▶ WHAT NEEDS TO BE DONE:
Return the whole listing, keeping every character the same.

+++++

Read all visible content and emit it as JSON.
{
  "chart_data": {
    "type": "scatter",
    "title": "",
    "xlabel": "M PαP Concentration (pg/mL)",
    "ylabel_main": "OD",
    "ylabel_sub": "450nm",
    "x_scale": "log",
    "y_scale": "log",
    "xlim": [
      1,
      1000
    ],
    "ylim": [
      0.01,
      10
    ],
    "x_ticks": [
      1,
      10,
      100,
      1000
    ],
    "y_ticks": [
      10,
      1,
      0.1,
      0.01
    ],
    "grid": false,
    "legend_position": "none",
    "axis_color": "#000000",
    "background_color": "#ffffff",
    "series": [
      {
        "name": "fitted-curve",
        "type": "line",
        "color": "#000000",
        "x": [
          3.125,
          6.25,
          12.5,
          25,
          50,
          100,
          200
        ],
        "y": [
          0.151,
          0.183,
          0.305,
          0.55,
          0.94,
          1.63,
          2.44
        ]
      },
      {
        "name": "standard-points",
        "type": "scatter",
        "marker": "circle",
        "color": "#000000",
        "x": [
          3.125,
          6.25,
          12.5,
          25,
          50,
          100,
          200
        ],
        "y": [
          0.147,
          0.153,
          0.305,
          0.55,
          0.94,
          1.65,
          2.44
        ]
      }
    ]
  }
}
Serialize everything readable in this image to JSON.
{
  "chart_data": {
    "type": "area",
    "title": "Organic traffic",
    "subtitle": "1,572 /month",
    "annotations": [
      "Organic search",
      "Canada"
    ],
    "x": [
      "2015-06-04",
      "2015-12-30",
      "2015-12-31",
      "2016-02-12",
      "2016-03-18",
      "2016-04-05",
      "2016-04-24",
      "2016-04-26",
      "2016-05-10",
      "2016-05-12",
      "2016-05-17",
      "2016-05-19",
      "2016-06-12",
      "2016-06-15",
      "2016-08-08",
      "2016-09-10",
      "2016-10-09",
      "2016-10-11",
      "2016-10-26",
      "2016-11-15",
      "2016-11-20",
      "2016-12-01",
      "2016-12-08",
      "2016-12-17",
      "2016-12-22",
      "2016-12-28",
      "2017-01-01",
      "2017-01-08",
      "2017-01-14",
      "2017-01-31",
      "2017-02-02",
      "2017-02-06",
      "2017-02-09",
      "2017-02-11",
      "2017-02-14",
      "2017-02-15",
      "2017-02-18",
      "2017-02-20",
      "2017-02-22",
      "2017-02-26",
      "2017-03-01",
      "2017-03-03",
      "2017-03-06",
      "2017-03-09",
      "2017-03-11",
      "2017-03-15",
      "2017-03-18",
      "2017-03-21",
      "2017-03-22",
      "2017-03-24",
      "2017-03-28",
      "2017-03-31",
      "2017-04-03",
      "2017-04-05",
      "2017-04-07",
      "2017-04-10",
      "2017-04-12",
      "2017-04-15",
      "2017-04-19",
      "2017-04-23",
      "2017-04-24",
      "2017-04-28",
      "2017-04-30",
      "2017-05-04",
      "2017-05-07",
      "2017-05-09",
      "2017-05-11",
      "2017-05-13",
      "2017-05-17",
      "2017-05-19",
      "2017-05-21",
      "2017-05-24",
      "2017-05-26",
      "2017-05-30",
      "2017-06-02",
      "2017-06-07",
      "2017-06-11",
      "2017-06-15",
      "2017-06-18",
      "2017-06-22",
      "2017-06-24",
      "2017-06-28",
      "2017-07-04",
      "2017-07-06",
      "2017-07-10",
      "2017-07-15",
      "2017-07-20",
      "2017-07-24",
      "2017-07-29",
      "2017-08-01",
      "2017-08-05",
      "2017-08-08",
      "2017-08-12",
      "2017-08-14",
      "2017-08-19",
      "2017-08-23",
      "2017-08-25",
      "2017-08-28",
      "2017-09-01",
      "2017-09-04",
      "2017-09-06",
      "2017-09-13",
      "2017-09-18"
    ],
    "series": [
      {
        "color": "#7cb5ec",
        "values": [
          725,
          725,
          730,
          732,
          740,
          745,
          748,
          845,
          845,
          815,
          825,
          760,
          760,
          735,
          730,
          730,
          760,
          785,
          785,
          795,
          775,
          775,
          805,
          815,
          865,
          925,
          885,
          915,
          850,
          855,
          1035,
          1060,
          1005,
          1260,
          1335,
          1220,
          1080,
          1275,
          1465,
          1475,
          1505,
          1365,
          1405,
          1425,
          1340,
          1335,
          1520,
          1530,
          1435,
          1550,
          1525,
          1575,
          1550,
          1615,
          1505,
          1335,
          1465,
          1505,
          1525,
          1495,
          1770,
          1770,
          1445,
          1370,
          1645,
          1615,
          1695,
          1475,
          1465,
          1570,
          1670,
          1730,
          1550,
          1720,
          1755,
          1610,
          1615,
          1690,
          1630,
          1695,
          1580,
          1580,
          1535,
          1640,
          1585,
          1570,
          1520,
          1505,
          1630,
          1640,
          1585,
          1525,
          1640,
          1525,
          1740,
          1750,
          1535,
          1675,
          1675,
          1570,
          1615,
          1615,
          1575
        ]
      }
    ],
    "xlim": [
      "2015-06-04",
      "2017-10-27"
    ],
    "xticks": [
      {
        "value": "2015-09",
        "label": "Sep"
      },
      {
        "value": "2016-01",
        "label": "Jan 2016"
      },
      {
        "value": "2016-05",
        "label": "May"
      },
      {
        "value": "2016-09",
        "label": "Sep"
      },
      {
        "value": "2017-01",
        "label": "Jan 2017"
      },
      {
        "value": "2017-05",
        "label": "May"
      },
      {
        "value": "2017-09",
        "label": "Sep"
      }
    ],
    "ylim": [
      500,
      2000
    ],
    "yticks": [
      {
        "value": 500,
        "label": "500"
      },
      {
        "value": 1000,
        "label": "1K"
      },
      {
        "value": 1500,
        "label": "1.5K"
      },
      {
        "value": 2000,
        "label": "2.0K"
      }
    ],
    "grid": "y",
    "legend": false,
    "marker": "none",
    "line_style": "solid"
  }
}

+++++

▶ SOLUTION FOR THIS PROBLEM:
Read all visible content and emit it as JSON.
{
  "chart_data": {
    "type": "scatter",
    "title": "",
    "xlabel": "M PαP Concentration (pg/mL)",
    "ylabel_main": "OD",
    "ylabel_sub": "450nm",
    "x_scale": "log",
    "y_scale": "log",
    "xlim": [
      1,
      1000
    ],
    "ylim": [
      0.01,
      10
    ],
    "x_ticks": [
      1,
      10,
      100,
      1000
    ],
    "y_ticks": [
      10,
      1,
      0.1,
      0.01
    ],
    "grid": false,
    "legend_position": "none",
    "axis_color": "#000000",
    "background_color": "#ffffff",
    "series": [
      {
        "name": "fitted-curve",
        "type": "line",
        "color": "#000000",
        "x": [
          3.125,
          6.25,
          12.5,
          25,
          50,
          100,
          200
        ],
        "y": [
          0.151,
          0.183,
          0.305,
          0.55,
          0.94,
          1.63,
          2.44
        ]
      },
      {
        "name": "standard-points",
        "type": "scatter",
        "marker": "circle",
        "color": "#000000",
        "x": [
          3.125,
          6.25,
          12.5,
          25,
          50,
          100,
          200
        ],
        "y": [
          0.147,
          0.153,
          0.305,
          0.55,
          0.94,
          1.65,
          2.44
        ]
      }
    ]
  }
}
Serialize everything readable in this image to JSON.
{
  "chart_data": {
    "type": "area",
    "title": "Organic traffic",
    "subtitle": "1,572 /month",
    "annotations": [
      "Organic search",
      "Canada"
    ],
    "x": [
      "2015-06-04",
      "2015-12-30",
      "2015-12-31",
      "2016-02-12",
      "2016-03-18",
      "2016-04-05",
      "2016-04-24",
      "2016-04-26",
      "2016-05-10",
      "2016-05-12",
      "2016-05-17",
      "2016-05-19",
      "2016-06-12",
      "2016-06-15",
      "2016-08-08",
      "2016-09-10",
      "2016-10-09",
      "2016-10-11",
      "2016-10-26",
      "2016-11-15",
      "2016-11-20",
      "2016-12-01",
      "2016-12-08",
      "2016-12-17",
      "2016-12-22",
      "2016-12-28",
      "2017-01-01",
      "2017-01-08",
      "2017-01-14",
      "2017-01-31",
      "2017-02-02",
      "2017-02-06",
      "2017-02-09",
      "2017-02-11",
      "2017-02-14",
      "2017-02-15",
      "2017-02-18",
      "2017-02-20",
      "2017-02-22",
      "2017-02-26",
      "2017-03-01",
      "2017-03-03",
      "2017-03-06",
      "2017-03-09",
      "2017-03-11",
      "2017-03-15",
      "2017-03-18",
      "2017-03-21",
      "2017-03-22",
      "2017-03-24",
      "2017-03-28",
      "2017-03-31",
      "2017-04-03",
      "2017-04-05",
      "2017-04-07",
      "2017-04-10",
      "2017-04-12",
      "2017-04-15",
      "2017-04-19",
      "2017-04-23",
      "2017-04-24",
      "2017-04-28",
      "2017-04-30",
      "2017-05-04",
      "2017-05-07",
      "2017-05-09",
      "2017-05-11",
      "2017-05-13",
      "2017-05-17",
      "2017-05-19",
      "2017-05-21",
      "2017-05-24",
      "2017-05-26",
      "2017-05-30",
      "2017-06-02",
      "2017-06-07",
      "2017-06-11",
      "2017-06-15",
      "2017-06-18",
      "2017-06-22",
      "2017-06-24",
      "2017-06-28",
      "2017-07-04",
      "2017-07-06",
      "2017-07-10",
      "2017-07-15",
      "2017-07-20",
      "2017-07-24",
      "2017-07-29",
      "2017-08-01",
      "2017-08-05",
      "2017-08-08",
      "2017-08-12",
      "2017-08-14",
      "2017-08-19",
      "2017-08-23",
      "2017-08-25",
      "2017-08-28",
      "2017-09-01",
      "2017-09-04",
      "2017-09-06",
      "2017-09-13",
      "2017-09-18"
    ],
    "series": [
      {
        "color": "#7cb5ec",
        "values": [
          725,
          725,
          730,
          732,
          740,
          745,
          748,
          845,
          845,
          815,
          825,
          760,
          760,
          735,
          730,
          730,
          760,
          785,
          785,
          795,
          775,
          775,
          805,
          815,
          865,
          925,
          885,
          915,
          850,
          855,
          1035,
          1060,
          1005,
          1260,
          1335,
          1220,
          1080,
          1275,
          1465,
          1475,
          1505,
          1365,
          1405,
          1425,
          1340,
          1335,
          1520,
          1530,
          1435,
          1550,
          1525,
          1575,
          1550,
          1615,
          1505,
          1335,
          1465,
          1505,
          1525,
          1495,
          1770,
          1770,
          1445,
          1370,
          1645,
          1615,
          1695,
          1475,
          1465,
          1570,
          1670,
          1730,
          1550,
          1720,
          1755,
          1610,
          1615,
          1690,
          1630,
          1695,
          1580,
          1580,
          1535,
          1640,
          1585,
          1570,
          1520,
          1505,
          1630,
          1640,
          1585,
          1525,
          1640,
          1525,
          1740,
          1750,
          1535,
          1675,
          1675,
          1570,
          1615,
          1615,
          1575
        ]
      }
    ],
    "xlim": [
      "2015-06-04",
      "2017-10-27"
    ],
    "xticks": [
      {
        "value": "2015-09",
        "label": "Sep"
      },
      {
        "value": "2016-01",
        "label": "Jan 2016"
      },
      {
        "value": "2016-05",
        "label": "May"
      },
      {
        "value": "2016-09",
        "label": "Sep"
      },
      {
        "value": "2017-01",
        "label": "Jan 2017"
      },
      {
        "value": "2017-05",
        "label": "May"
      },
      {
        "value": "2017-09",
        "label": "Sep"
      }
    ],
    "ylim": [
      500,
      2000
    ],
    "yticks": [
      {
        "value": 500,
        "label": "500"
      },
      {
        "value": 1000,
        "label": "1K"
      },
      {
        "value": 1500,
        "label": "1.5K"
      },
      {
        "value": 2000,
        "label": "2.0K"
      }
    ],
    "grid": "y",
    "legend": false,
    "marker": "none",
    "line_style": "solid"
  }
}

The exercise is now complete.